» Job:
Copy, from the entries below, each line where the word "Premium" can be found.

» Records to process:

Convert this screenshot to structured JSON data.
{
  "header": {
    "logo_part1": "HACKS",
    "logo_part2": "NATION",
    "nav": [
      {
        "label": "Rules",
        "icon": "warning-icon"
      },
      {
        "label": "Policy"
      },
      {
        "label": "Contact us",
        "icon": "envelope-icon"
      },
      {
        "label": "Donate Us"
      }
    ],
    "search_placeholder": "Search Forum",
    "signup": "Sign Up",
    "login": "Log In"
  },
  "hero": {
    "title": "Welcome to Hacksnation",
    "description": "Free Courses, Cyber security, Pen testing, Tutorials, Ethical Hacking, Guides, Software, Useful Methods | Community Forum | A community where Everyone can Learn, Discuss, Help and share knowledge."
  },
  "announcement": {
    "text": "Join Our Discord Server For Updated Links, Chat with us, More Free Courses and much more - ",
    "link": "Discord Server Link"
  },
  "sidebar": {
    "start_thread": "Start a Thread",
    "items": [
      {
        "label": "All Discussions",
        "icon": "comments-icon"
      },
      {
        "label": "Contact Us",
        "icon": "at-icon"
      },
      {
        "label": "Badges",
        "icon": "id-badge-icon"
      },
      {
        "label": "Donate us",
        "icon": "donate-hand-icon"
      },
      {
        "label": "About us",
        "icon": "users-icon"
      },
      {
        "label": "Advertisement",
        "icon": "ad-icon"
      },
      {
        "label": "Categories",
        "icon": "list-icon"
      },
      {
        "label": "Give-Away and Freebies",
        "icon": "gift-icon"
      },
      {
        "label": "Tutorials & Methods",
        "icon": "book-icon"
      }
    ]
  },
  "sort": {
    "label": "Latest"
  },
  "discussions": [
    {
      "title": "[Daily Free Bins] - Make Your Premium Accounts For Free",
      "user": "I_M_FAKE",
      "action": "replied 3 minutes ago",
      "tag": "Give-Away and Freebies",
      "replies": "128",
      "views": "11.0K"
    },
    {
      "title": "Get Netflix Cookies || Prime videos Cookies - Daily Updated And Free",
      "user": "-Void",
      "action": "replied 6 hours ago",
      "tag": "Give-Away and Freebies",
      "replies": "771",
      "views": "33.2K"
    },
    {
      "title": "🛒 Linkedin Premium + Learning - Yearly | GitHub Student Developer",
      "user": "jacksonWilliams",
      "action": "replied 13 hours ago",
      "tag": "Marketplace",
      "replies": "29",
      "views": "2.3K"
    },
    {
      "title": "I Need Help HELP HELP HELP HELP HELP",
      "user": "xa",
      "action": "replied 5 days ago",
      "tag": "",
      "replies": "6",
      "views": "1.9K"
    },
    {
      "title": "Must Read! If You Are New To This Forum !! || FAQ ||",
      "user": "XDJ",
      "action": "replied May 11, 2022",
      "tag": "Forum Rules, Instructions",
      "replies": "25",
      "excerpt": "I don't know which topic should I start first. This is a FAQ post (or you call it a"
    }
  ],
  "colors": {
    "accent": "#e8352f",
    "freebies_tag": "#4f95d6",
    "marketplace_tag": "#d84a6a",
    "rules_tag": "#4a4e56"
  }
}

» The completed task:
      "title": "[Daily Free Bins] - Make Your Premium Accounts For Free",
      "title": "🛒 Linkedin Premium + Learning - Yearly | GitHub Student Developer",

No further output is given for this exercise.